**Written instruction**
Count how many lines mention the word "your". Write that number alone.

** START Given entries **

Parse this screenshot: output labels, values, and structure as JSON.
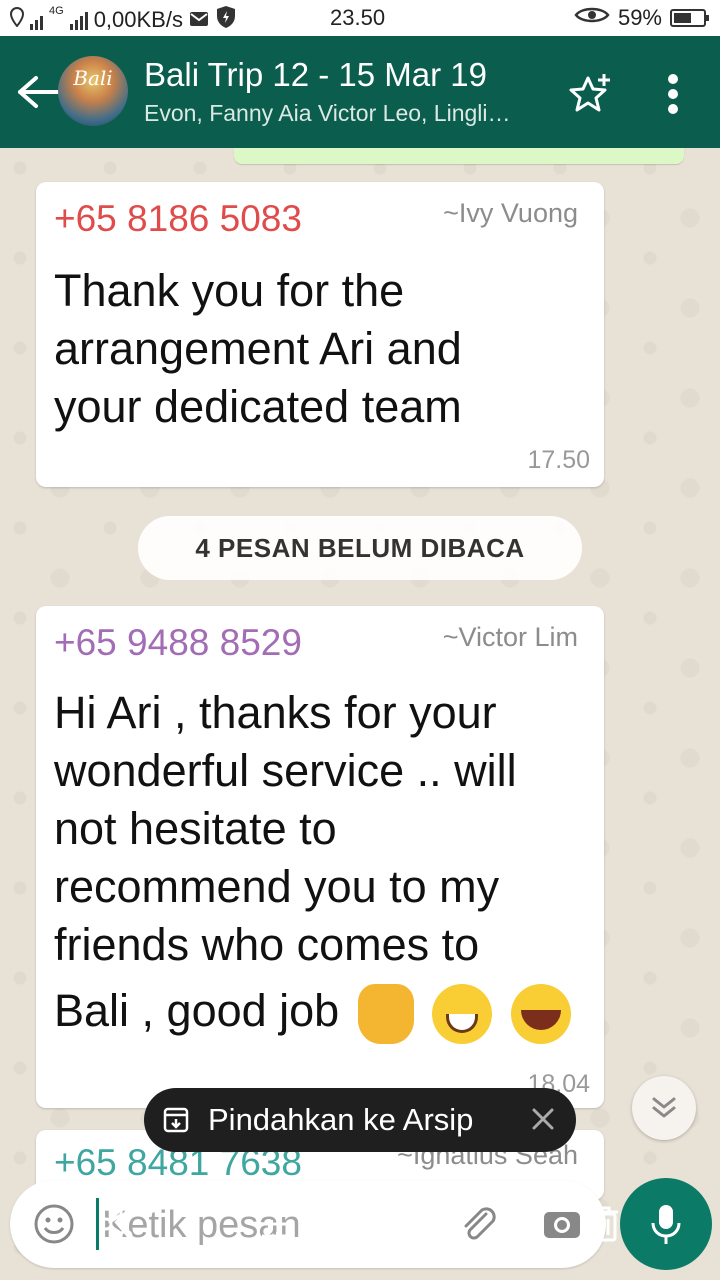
{
  "status_bar": {
    "network_type": "4G",
    "data_speed": "0,00KB/s",
    "time": "23.50",
    "battery": "59%",
    "battery_level": 0.59
  },
  "header": {
    "avatar_text": "Bali",
    "title": "Bali Trip 12 - 15 Mar 19",
    "participants": "Evon, Fanny Aia Victor Leo, Lingli…"
  },
  "messages": [
    {
      "sender_number": "+65 8186 5083",
      "sender_name": "~Ivy Vuong",
      "lines": [
        "Thank you for the",
        "arrangement Ari and",
        "your dedicated team"
      ],
      "time": "17.50",
      "number_color": "#e04b4b"
    },
    {
      "sender_number": "+65 9488 8529",
      "sender_name": "~Victor Lim",
      "lines": [
        "Hi Ari , thanks for your",
        "wonderful service .. will",
        "not hesitate to",
        "recommend you to my",
        "friends who comes to",
        "Bali , good job"
      ],
      "emojis": [
        "thumbs-up",
        "grinning-face",
        "rolling-on-floor-laughing"
      ],
      "time": "18.04",
      "number_color": "#a26db5"
    },
    {
      "sender_number": "+65 8481 7638",
      "sender_name": "~Ignatius Seah",
      "number_color": "#3fa6a0"
    }
  ],
  "unread_banner": "4 PESAN BELUM DIBACA",
  "toast": {
    "text": "Pindahkan ke Arsip"
  },
  "composer": {
    "placeholder": "Ketik pesan"
  },
  "colors": {
    "app_bar": "#0b5d4e",
    "accent": "#0b7a66",
    "chat_background": "#e8e1d6"
  }
}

** END Given entries **

**Output for this task**
2